- REQUIREMENT: Print every line of the listing below verbatim, changing no character.

Collected data entries
:::::
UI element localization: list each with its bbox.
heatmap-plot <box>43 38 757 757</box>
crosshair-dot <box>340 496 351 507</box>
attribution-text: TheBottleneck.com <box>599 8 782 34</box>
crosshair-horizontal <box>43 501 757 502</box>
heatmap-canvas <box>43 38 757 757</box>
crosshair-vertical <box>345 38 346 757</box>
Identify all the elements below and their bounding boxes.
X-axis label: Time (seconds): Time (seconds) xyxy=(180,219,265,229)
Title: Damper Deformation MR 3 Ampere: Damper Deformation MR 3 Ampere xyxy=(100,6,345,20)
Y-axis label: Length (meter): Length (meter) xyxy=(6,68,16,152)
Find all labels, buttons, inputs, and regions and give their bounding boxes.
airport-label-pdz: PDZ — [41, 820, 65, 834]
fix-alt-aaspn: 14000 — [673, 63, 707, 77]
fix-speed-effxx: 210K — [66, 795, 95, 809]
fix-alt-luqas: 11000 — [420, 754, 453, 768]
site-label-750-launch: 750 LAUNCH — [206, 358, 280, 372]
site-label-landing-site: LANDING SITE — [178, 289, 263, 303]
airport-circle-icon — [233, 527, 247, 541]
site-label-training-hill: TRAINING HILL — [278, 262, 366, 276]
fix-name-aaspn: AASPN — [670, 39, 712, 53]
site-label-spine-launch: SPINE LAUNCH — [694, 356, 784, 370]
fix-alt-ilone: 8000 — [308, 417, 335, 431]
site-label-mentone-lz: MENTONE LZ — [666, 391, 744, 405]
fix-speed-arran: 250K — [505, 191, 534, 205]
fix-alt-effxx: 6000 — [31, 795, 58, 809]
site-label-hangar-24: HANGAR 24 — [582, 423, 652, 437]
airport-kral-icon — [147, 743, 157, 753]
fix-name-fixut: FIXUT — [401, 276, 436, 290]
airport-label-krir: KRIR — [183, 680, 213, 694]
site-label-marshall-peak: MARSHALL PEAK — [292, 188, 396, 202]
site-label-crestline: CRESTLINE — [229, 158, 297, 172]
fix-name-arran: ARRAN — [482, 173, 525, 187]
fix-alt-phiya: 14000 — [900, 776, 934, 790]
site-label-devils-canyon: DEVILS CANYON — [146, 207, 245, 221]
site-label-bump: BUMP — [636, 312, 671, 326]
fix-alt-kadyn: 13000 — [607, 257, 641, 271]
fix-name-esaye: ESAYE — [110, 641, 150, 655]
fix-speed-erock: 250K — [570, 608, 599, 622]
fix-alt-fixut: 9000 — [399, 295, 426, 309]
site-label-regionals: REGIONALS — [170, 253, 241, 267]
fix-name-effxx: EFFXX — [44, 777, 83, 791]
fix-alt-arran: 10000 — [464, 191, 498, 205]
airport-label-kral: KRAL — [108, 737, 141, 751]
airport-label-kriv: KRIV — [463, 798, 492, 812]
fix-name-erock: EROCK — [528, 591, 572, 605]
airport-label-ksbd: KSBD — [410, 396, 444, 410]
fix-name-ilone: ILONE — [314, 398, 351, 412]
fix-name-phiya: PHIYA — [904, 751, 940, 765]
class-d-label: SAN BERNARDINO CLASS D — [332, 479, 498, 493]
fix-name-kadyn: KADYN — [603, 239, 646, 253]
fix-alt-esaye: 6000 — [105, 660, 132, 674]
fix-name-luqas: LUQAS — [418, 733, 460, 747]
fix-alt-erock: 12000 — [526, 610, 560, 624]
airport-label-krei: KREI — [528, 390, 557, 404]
:::::
- REPLY TO THE TASK:
UI element localization: list each with its bbox.
heatmap-plot <box>43 38 757 757</box>
crosshair-dot <box>340 496 351 507</box>
attribution-text: TheBottleneck.com <box>599 8 782 34</box>
crosshair-horizontal <box>43 501 757 502</box>
heatmap-canvas <box>43 38 757 757</box>
crosshair-vertical <box>345 38 346 757</box>
Identify all the elements below and their bounding boxes.
X-axis label: Time (seconds): Time (seconds) xyxy=(180,219,265,229)
Title: Damper Deformation MR 3 Ampere: Damper Deformation MR 3 Ampere xyxy=(100,6,345,20)
Y-axis label: Length (meter): Length (meter) xyxy=(6,68,16,152)
Find all labels, buttons, inputs, and regions and give their bounding boxes.
airport-label-pdz: PDZ — [41, 820, 65, 834]
fix-alt-aaspn: 14000 — [673, 63, 707, 77]
fix-speed-effxx: 210K — [66, 795, 95, 809]
fix-alt-luqas: 11000 — [420, 754, 453, 768]
site-label-750-launch: 750 LAUNCH — [206, 358, 280, 372]
site-label-landing-site: LANDING SITE — [178, 289, 263, 303]
airport-circle-icon — [233, 527, 247, 541]
site-label-training-hill: TRAINING HILL — [278, 262, 366, 276]
fix-name-aaspn: AASPN — [670, 39, 712, 53]
site-label-spine-launch: SPINE LAUNCH — [694, 356, 784, 370]
fix-alt-ilone: 8000 — [308, 417, 335, 431]
site-label-mentone-lz: MENTONE LZ — [666, 391, 744, 405]
fix-speed-arran: 250K — [505, 191, 534, 205]
fix-alt-effxx: 6000 — [31, 795, 58, 809]
site-label-hangar-24: HANGAR 24 — [582, 423, 652, 437]
airport-kral-icon — [147, 743, 157, 753]
fix-name-fixut: FIXUT — [401, 276, 436, 290]
airport-label-krir: KRIR — [183, 680, 213, 694]
site-label-marshall-peak: MARSHALL PEAK — [292, 188, 396, 202]
site-label-crestline: CRESTLINE — [229, 158, 297, 172]
fix-name-arran: ARRAN — [482, 173, 525, 187]
fix-alt-phiya: 14000 — [900, 776, 934, 790]
site-label-devils-canyon: DEVILS CANYON — [146, 207, 245, 221]
site-label-bump: BUMP — [636, 312, 671, 326]
fix-alt-kadyn: 13000 — [607, 257, 641, 271]
fix-name-esaye: ESAYE — [110, 641, 150, 655]
fix-speed-erock: 250K — [570, 608, 599, 622]
fix-alt-fixut: 9000 — [399, 295, 426, 309]
site-label-regionals: REGIONALS — [170, 253, 241, 267]
fix-name-effxx: EFFXX — [44, 777, 83, 791]
fix-alt-arran: 10000 — [464, 191, 498, 205]
airport-label-kral: KRAL — [108, 737, 141, 751]
airport-label-kriv: KRIV — [463, 798, 492, 812]
fix-name-erock: EROCK — [528, 591, 572, 605]
airport-label-ksbd: KSBD — [410, 396, 444, 410]
fix-name-ilone: ILONE — [314, 398, 351, 412]
fix-name-phiya: PHIYA — [904, 751, 940, 765]
class-d-label: SAN BERNARDINO CLASS D — [332, 479, 498, 493]
fix-name-kadyn: KADYN — [603, 239, 646, 253]
fix-alt-esaye: 6000 — [105, 660, 132, 674]
fix-name-luqas: LUQAS — [418, 733, 460, 747]
fix-alt-erock: 12000 — [526, 610, 560, 624]
airport-label-krei: KREI — [528, 390, 557, 404]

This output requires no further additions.